[SUPPLIED MATERIAL]
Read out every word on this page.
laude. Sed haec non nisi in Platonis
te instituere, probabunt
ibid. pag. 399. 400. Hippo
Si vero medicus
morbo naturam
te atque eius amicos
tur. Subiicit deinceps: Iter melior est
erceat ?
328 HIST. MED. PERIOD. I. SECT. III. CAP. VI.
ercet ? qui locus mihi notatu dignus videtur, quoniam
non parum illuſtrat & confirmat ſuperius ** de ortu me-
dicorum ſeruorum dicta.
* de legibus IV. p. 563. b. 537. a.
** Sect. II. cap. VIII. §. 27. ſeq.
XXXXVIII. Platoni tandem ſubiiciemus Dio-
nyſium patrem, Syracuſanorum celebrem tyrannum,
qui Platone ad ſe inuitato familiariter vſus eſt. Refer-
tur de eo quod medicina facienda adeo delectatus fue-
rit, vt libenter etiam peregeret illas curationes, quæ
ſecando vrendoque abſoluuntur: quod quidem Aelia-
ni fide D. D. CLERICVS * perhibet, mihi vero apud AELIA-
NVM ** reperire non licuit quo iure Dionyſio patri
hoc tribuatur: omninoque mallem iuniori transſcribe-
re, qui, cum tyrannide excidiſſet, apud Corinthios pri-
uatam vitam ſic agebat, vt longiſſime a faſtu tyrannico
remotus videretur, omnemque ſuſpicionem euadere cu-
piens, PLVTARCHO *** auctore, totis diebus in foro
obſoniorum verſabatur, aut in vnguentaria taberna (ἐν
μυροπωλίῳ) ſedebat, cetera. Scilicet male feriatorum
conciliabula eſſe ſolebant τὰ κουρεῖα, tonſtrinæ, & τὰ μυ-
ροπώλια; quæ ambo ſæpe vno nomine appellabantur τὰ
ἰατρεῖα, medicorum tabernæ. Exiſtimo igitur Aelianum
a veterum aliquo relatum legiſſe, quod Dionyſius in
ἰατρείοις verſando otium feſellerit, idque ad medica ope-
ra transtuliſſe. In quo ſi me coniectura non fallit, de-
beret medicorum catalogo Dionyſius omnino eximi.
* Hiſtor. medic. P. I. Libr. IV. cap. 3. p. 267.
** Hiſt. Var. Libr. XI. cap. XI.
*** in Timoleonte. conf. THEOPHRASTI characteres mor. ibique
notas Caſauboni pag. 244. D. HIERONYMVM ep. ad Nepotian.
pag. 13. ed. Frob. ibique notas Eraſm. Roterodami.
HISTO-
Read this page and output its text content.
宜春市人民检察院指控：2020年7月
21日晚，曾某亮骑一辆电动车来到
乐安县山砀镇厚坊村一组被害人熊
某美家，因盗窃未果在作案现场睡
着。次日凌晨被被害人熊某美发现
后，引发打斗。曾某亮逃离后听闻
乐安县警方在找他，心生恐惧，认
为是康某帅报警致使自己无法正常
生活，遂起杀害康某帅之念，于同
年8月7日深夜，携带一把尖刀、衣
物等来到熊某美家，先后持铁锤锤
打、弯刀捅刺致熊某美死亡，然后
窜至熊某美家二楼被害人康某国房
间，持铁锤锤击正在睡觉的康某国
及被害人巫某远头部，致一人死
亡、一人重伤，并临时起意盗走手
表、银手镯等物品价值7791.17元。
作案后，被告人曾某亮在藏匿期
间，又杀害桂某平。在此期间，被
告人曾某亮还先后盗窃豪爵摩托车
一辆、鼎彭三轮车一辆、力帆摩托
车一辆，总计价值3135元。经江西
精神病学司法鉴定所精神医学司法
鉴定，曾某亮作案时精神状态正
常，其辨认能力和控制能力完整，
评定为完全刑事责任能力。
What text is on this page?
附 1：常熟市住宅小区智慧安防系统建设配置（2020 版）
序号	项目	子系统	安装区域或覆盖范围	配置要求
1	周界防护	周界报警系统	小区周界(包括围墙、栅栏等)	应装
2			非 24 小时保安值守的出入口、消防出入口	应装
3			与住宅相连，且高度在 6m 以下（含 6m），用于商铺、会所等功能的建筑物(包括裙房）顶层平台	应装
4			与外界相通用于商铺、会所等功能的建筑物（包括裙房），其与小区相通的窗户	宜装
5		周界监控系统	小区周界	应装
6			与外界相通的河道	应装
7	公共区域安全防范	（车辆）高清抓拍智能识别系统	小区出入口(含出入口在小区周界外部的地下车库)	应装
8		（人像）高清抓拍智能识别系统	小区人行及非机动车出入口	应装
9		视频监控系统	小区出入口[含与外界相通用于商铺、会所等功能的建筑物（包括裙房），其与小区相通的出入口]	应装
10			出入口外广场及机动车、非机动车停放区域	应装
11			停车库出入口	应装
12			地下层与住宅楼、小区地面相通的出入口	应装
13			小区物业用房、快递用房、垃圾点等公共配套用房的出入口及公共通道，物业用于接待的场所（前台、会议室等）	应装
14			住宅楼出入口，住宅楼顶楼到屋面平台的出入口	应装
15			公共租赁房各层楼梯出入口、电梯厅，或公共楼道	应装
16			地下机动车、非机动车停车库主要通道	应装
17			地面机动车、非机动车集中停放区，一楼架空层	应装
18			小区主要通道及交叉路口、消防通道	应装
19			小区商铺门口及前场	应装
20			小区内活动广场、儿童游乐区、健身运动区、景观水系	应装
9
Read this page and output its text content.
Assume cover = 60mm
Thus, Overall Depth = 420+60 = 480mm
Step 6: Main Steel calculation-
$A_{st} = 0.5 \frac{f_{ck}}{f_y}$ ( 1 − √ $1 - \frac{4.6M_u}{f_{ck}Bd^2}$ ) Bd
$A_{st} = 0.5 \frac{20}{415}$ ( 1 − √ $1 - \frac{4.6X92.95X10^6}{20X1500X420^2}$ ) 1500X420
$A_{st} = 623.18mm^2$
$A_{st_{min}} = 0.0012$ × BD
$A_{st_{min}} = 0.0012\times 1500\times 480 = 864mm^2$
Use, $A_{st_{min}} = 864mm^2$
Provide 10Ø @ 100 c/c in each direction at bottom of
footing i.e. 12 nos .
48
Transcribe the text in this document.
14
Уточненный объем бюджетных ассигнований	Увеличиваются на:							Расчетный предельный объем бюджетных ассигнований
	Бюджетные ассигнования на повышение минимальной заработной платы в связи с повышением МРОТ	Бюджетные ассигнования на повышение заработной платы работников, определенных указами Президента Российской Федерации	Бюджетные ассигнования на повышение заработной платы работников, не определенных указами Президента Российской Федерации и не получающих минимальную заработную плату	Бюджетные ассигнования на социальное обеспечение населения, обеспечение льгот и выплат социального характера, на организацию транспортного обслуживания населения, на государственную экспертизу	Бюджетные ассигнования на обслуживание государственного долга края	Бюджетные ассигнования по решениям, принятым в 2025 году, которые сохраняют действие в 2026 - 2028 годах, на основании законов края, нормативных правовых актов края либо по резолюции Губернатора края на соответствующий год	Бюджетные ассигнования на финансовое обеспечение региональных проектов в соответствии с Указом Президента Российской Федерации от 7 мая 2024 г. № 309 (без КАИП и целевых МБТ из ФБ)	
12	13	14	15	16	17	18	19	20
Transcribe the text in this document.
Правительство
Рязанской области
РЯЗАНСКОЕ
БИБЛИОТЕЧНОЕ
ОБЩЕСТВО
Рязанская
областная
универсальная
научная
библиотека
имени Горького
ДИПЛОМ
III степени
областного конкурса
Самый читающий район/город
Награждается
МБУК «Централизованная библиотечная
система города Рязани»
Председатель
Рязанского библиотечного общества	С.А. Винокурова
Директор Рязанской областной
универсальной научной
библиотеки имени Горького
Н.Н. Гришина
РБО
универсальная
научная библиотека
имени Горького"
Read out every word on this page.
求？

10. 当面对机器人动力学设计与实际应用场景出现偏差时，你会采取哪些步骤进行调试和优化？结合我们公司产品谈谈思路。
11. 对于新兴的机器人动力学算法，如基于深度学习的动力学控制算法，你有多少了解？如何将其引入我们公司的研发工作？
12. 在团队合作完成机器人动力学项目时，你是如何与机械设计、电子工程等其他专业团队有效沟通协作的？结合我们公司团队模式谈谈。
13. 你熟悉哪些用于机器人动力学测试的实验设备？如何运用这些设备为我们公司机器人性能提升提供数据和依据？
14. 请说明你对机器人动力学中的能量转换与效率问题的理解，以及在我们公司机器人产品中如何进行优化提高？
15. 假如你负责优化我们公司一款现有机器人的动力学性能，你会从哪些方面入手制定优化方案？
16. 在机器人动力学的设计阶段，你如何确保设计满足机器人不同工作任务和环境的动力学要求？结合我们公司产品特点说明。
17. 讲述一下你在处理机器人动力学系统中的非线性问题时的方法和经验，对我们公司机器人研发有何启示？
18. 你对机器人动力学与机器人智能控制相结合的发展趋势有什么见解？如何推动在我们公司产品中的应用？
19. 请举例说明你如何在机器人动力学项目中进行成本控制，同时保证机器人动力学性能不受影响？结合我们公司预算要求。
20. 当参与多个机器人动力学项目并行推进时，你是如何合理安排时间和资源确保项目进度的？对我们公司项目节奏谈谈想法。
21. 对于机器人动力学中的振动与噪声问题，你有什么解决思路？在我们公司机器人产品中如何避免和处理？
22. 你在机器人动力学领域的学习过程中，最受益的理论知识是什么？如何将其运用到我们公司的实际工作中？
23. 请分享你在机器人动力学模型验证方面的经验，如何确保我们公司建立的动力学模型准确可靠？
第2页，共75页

[WHAT IS NEEDED]
Extract all lines that hold the word "包括裙房".

[RESPONSE]
3			与住宅相连，且高度在 6m 以下（含 6m），用于商铺、会所等功能的建筑物(包括裙房）顶层平台	应装
4			与外界相通用于商铺、会所等功能的建筑物（包括裙房），其与小区相通的窗户	宜装
9		视频监控系统	小区出入口[含与外界相通用于商铺、会所等功能的建筑物（包括裙房），其与小区相通的出入口]	应装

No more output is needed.